((

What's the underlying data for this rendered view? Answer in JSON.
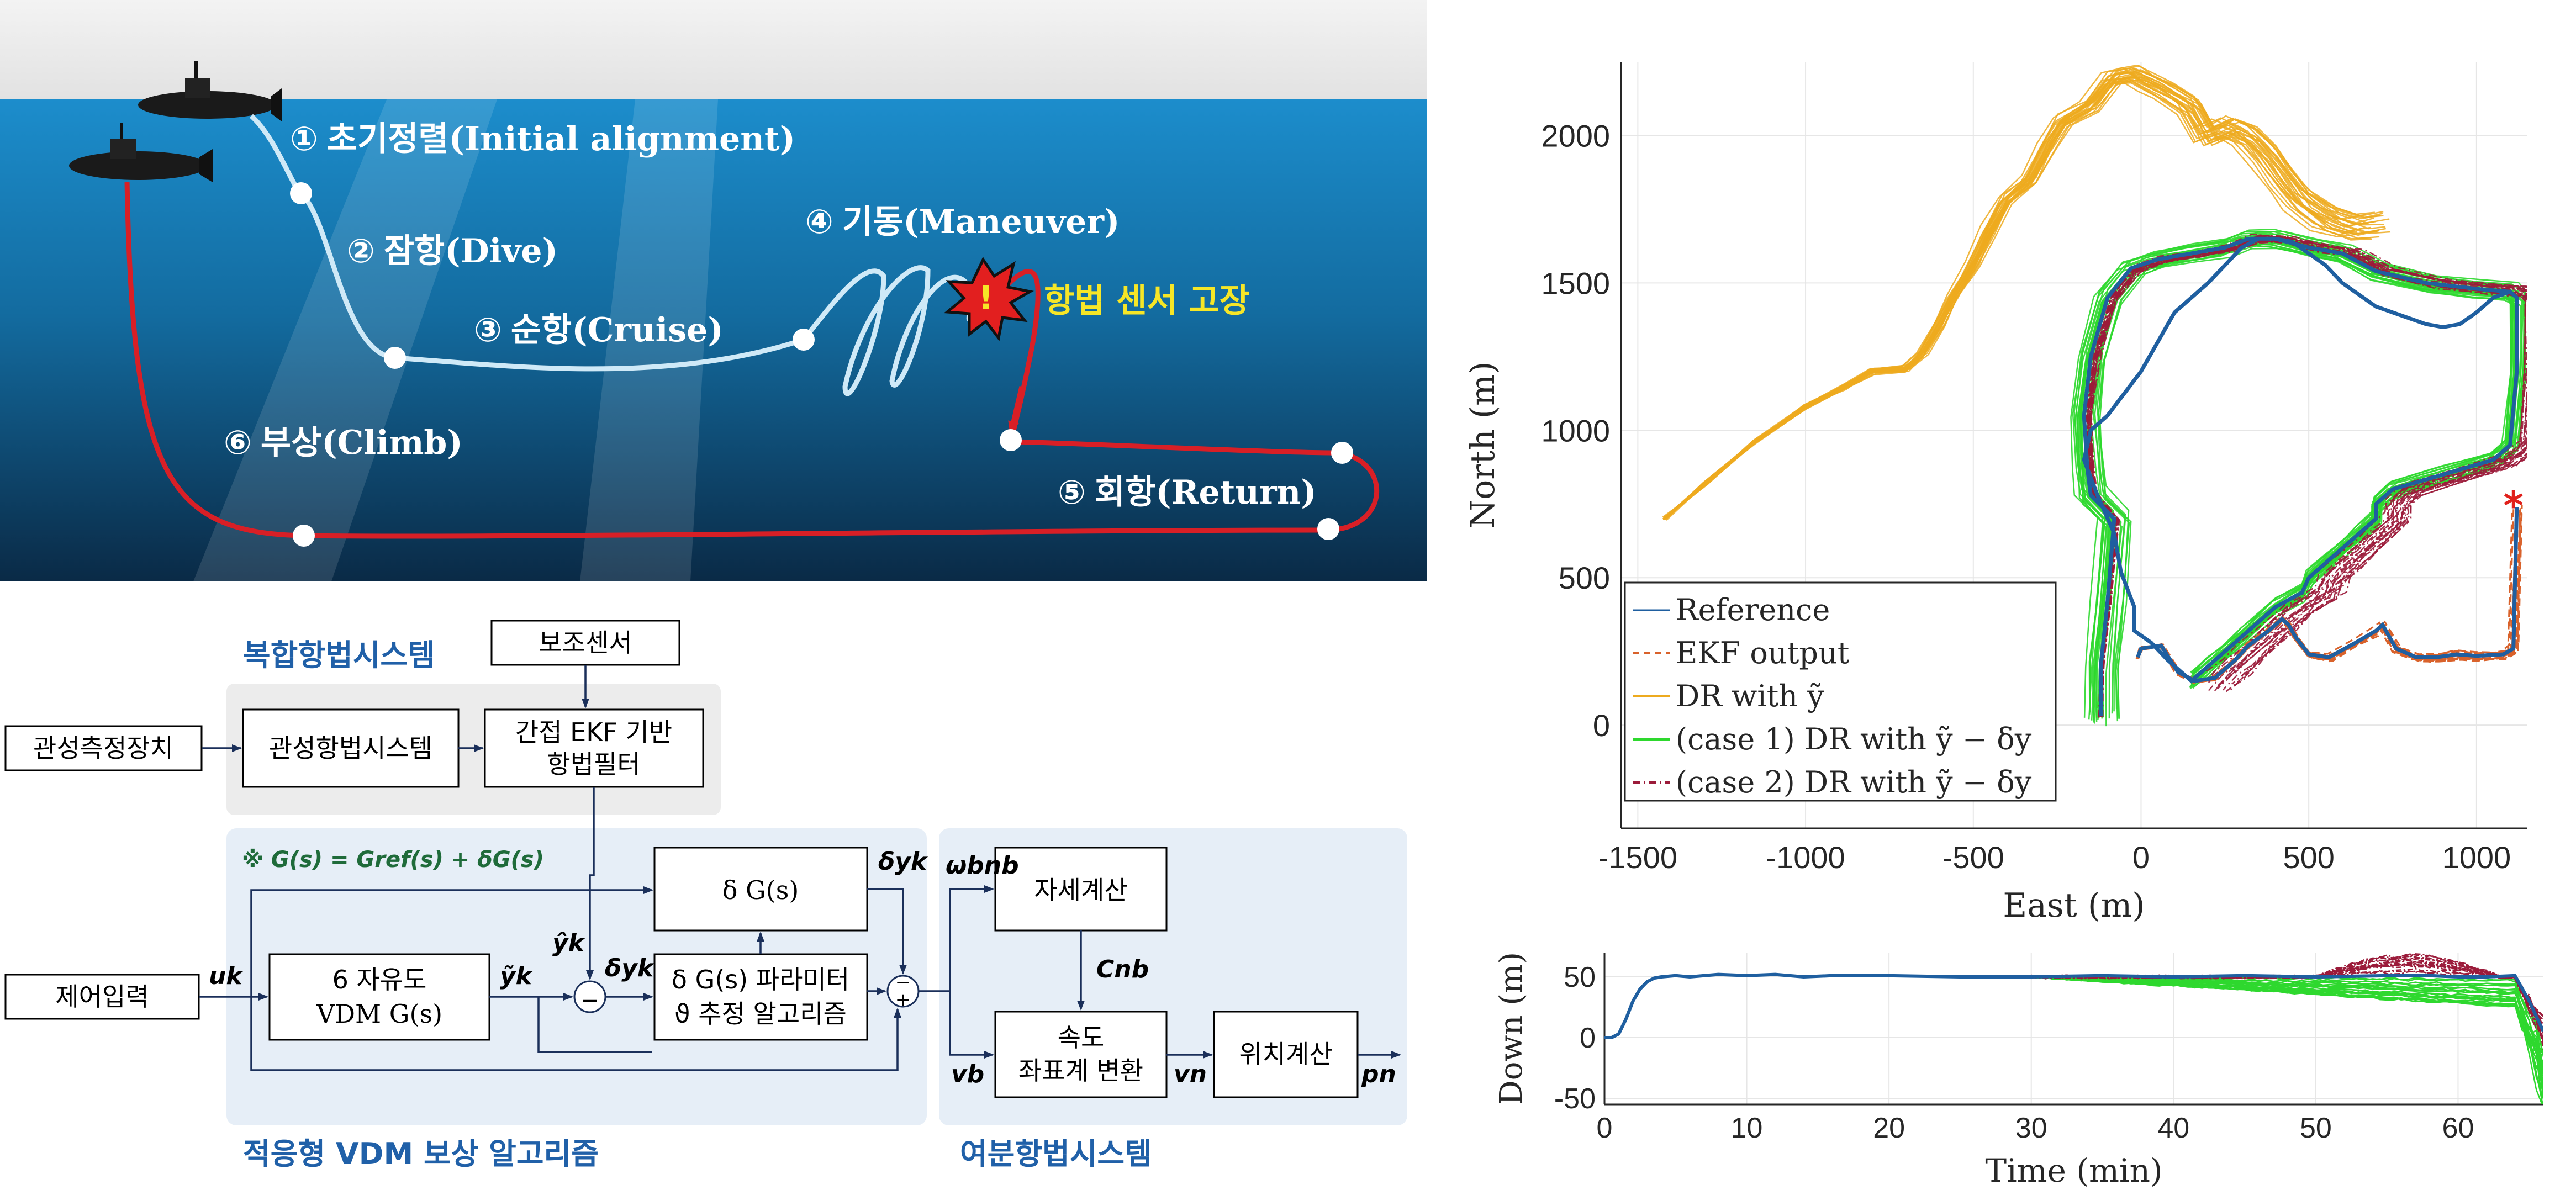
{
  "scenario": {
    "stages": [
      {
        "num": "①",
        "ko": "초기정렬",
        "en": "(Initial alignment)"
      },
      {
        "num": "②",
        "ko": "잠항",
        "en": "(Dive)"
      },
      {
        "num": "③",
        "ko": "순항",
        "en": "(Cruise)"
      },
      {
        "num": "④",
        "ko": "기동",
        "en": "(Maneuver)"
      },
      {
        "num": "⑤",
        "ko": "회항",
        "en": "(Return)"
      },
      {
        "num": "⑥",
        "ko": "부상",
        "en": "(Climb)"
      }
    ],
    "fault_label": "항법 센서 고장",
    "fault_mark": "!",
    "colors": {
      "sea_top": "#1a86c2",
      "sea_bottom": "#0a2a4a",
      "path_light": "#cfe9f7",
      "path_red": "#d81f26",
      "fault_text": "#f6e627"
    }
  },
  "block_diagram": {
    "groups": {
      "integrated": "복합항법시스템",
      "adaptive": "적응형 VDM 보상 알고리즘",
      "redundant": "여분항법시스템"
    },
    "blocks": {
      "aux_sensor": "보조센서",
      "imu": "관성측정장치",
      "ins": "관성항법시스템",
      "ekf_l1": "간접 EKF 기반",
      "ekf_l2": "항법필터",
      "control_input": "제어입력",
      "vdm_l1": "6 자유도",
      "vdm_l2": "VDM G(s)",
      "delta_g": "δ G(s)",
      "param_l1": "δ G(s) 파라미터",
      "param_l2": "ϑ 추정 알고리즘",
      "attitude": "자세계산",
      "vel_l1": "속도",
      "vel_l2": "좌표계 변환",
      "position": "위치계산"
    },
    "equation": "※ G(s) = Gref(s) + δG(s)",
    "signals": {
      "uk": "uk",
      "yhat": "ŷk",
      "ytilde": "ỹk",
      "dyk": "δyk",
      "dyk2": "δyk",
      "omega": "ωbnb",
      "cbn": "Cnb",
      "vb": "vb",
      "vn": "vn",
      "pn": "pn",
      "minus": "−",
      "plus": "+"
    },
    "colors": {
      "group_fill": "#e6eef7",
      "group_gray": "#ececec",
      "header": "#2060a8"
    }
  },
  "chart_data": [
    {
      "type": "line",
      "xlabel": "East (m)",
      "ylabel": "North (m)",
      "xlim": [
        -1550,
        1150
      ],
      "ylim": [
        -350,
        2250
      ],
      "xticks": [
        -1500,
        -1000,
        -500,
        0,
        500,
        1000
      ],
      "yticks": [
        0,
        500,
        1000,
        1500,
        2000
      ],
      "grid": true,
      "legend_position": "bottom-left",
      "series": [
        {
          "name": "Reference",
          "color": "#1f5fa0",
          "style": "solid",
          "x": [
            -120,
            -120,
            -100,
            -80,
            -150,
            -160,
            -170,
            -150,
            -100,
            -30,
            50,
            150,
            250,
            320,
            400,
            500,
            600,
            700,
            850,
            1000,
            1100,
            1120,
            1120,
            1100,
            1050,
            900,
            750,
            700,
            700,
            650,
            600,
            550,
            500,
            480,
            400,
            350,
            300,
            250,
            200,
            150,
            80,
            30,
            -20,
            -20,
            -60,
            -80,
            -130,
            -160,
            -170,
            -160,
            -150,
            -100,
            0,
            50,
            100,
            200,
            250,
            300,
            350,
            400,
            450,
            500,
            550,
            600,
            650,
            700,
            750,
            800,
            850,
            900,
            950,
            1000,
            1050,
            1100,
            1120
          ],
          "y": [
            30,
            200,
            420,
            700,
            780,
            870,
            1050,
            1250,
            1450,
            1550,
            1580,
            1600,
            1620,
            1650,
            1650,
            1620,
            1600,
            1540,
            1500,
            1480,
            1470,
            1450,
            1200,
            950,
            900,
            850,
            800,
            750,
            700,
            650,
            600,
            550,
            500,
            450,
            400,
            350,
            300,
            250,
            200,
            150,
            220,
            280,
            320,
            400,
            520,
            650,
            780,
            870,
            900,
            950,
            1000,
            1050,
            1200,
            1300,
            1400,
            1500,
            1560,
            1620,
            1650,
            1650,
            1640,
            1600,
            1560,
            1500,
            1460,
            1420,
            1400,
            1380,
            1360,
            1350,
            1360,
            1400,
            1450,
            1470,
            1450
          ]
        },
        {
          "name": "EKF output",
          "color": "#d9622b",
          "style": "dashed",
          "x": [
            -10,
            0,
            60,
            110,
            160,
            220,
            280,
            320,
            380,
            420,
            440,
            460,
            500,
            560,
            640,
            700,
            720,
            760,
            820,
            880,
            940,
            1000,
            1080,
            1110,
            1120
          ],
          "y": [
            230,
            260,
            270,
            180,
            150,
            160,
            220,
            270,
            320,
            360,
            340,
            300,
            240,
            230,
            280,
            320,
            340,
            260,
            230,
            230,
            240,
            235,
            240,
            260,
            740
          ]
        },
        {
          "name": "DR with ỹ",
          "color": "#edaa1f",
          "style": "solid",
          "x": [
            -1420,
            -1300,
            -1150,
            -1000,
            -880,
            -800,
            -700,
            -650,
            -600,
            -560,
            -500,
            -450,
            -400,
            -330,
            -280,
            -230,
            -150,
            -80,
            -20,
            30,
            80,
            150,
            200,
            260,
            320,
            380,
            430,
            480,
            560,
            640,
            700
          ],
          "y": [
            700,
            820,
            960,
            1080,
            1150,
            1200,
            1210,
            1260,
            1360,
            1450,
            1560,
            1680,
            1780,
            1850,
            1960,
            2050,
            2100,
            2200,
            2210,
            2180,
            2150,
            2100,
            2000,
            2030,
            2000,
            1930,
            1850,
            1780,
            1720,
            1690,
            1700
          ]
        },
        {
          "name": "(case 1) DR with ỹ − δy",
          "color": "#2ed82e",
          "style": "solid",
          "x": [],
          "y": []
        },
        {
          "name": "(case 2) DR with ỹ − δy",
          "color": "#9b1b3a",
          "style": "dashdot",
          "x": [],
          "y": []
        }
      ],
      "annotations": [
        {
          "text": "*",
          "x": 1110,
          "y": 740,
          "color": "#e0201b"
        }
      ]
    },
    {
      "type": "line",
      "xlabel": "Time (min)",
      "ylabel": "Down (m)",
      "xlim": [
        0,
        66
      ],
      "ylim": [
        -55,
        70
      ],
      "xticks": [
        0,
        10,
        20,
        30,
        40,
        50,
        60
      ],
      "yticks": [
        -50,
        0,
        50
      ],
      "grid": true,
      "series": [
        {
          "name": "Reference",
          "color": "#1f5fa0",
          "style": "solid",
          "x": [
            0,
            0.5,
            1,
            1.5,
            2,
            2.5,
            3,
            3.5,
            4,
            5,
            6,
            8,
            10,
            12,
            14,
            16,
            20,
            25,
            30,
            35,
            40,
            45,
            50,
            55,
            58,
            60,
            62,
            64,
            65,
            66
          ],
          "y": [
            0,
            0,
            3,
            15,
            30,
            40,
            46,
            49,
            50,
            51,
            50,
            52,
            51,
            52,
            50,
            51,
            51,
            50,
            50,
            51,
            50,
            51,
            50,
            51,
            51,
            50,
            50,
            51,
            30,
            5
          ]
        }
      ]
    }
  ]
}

))

• AIM OF THE TASK:
Nothing in the entries should change as you copy them, except that the pictures are left out.

• PROBLEM SOLUTION:
What's the underlying data for this rendered view? Answer in JSON.
{
  "scenario": {
    "stages": [
      {
        "num": "①",
        "ko": "초기정렬",
        "en": "(Initial alignment)"
      },
      {
        "num": "②",
        "ko": "잠항",
        "en": "(Dive)"
      },
      {
        "num": "③",
        "ko": "순항",
        "en": "(Cruise)"
      },
      {
        "num": "④",
        "ko": "기동",
        "en": "(Maneuver)"
      },
      {
        "num": "⑤",
        "ko": "회항",
        "en": "(Return)"
      },
      {
        "num": "⑥",
        "ko": "부상",
        "en": "(Climb)"
      }
    ],
    "fault_label": "항법 센서 고장",
    "fault_mark": "!",
    "colors": {
      "sea_top": "#1a86c2",
      "sea_bottom": "#0a2a4a",
      "path_light": "#cfe9f7",
      "path_red": "#d81f26",
      "fault_text": "#f6e627"
    }
  },
  "block_diagram": {
    "groups": {
      "integrated": "복합항법시스템",
      "adaptive": "적응형 VDM 보상 알고리즘",
      "redundant": "여분항법시스템"
    },
    "blocks": {
      "aux_sensor": "보조센서",
      "imu": "관성측정장치",
      "ins": "관성항법시스템",
      "ekf_l1": "간접 EKF 기반",
      "ekf_l2": "항법필터",
      "control_input": "제어입력",
      "vdm_l1": "6 자유도",
      "vdm_l2": "VDM G(s)",
      "delta_g": "δ G(s)",
      "param_l1": "δ G(s) 파라미터",
      "param_l2": "ϑ 추정 알고리즘",
      "attitude": "자세계산",
      "vel_l1": "속도",
      "vel_l2": "좌표계 변환",
      "position": "위치계산"
    },
    "equation": "※ G(s) = Gref(s) + δG(s)",
    "signals": {
      "uk": "uk",
      "yhat": "ŷk",
      "ytilde": "ỹk",
      "dyk": "δyk",
      "dyk2": "δyk",
      "omega": "ωbnb",
      "cbn": "Cnb",
      "vb": "vb",
      "vn": "vn",
      "pn": "pn",
      "minus": "−",
      "plus": "+"
    },
    "colors": {
      "group_fill": "#e6eef7",
      "group_gray": "#ececec",
      "header": "#2060a8"
    }
  },
  "chart_data": [
    {
      "type": "line",
      "xlabel": "East (m)",
      "ylabel": "North (m)",
      "xlim": [
        -1550,
        1150
      ],
      "ylim": [
        -350,
        2250
      ],
      "xticks": [
        -1500,
        -1000,
        -500,
        0,
        500,
        1000
      ],
      "yticks": [
        0,
        500,
        1000,
        1500,
        2000
      ],
      "grid": true,
      "legend_position": "bottom-left",
      "series": [
        {
          "name": "Reference",
          "color": "#1f5fa0",
          "style": "solid",
          "x": [
            -120,
            -120,
            -100,
            -80,
            -150,
            -160,
            -170,
            -150,
            -100,
            -30,
            50,
            150,
            250,
            320,
            400,
            500,
            600,
            700,
            850,
            1000,
            1100,
            1120,
            1120,
            1100,
            1050,
            900,
            750,
            700,
            700,
            650,
            600,
            550,
            500,
            480,
            400,
            350,
            300,
            250,
            200,
            150,
            80,
            30,
            -20,
            -20,
            -60,
            -80,
            -130,
            -160,
            -170,
            -160,
            -150,
            -100,
            0,
            50,
            100,
            200,
            250,
            300,
            350,
            400,
            450,
            500,
            550,
            600,
            650,
            700,
            750,
            800,
            850,
            900,
            950,
            1000,
            1050,
            1100,
            1120
          ],
          "y": [
            30,
            200,
            420,
            700,
            780,
            870,
            1050,
            1250,
            1450,
            1550,
            1580,
            1600,
            1620,
            1650,
            1650,
            1620,
            1600,
            1540,
            1500,
            1480,
            1470,
            1450,
            1200,
            950,
            900,
            850,
            800,
            750,
            700,
            650,
            600,
            550,
            500,
            450,
            400,
            350,
            300,
            250,
            200,
            150,
            220,
            280,
            320,
            400,
            520,
            650,
            780,
            870,
            900,
            950,
            1000,
            1050,
            1200,
            1300,
            1400,
            1500,
            1560,
            1620,
            1650,
            1650,
            1640,
            1600,
            1560,
            1500,
            1460,
            1420,
            1400,
            1380,
            1360,
            1350,
            1360,
            1400,
            1450,
            1470,
            1450
          ]
        },
        {
          "name": "EKF output",
          "color": "#d9622b",
          "style": "dashed",
          "x": [
            -10,
            0,
            60,
            110,
            160,
            220,
            280,
            320,
            380,
            420,
            440,
            460,
            500,
            560,
            640,
            700,
            720,
            760,
            820,
            880,
            940,
            1000,
            1080,
            1110,
            1120
          ],
          "y": [
            230,
            260,
            270,
            180,
            150,
            160,
            220,
            270,
            320,
            360,
            340,
            300,
            240,
            230,
            280,
            320,
            340,
            260,
            230,
            230,
            240,
            235,
            240,
            260,
            740
          ]
        },
        {
          "name": "DR with ỹ",
          "color": "#edaa1f",
          "style": "solid",
          "x": [
            -1420,
            -1300,
            -1150,
            -1000,
            -880,
            -800,
            -700,
            -650,
            -600,
            -560,
            -500,
            -450,
            -400,
            -330,
            -280,
            -230,
            -150,
            -80,
            -20,
            30,
            80,
            150,
            200,
            260,
            320,
            380,
            430,
            480,
            560,
            640,
            700
          ],
          "y": [
            700,
            820,
            960,
            1080,
            1150,
            1200,
            1210,
            1260,
            1360,
            1450,
            1560,
            1680,
            1780,
            1850,
            1960,
            2050,
            2100,
            2200,
            2210,
            2180,
            2150,
            2100,
            2000,
            2030,
            2000,
            1930,
            1850,
            1780,
            1720,
            1690,
            1700
          ]
        },
        {
          "name": "(case 1) DR with ỹ − δy",
          "color": "#2ed82e",
          "style": "solid",
          "x": [],
          "y": []
        },
        {
          "name": "(case 2) DR with ỹ − δy",
          "color": "#9b1b3a",
          "style": "dashdot",
          "x": [],
          "y": []
        }
      ],
      "annotations": [
        {
          "text": "*",
          "x": 1110,
          "y": 740,
          "color": "#e0201b"
        }
      ]
    },
    {
      "type": "line",
      "xlabel": "Time (min)",
      "ylabel": "Down (m)",
      "xlim": [
        0,
        66
      ],
      "ylim": [
        -55,
        70
      ],
      "xticks": [
        0,
        10,
        20,
        30,
        40,
        50,
        60
      ],
      "yticks": [
        -50,
        0,
        50
      ],
      "grid": true,
      "series": [
        {
          "name": "Reference",
          "color": "#1f5fa0",
          "style": "solid",
          "x": [
            0,
            0.5,
            1,
            1.5,
            2,
            2.5,
            3,
            3.5,
            4,
            5,
            6,
            8,
            10,
            12,
            14,
            16,
            20,
            25,
            30,
            35,
            40,
            45,
            50,
            55,
            58,
            60,
            62,
            64,
            65,
            66
          ],
          "y": [
            0,
            0,
            3,
            15,
            30,
            40,
            46,
            49,
            50,
            51,
            50,
            52,
            51,
            52,
            50,
            51,
            51,
            50,
            50,
            51,
            50,
            51,
            50,
            51,
            51,
            50,
            50,
            51,
            30,
            5
          ]
        }
      ]
    }
  ]
}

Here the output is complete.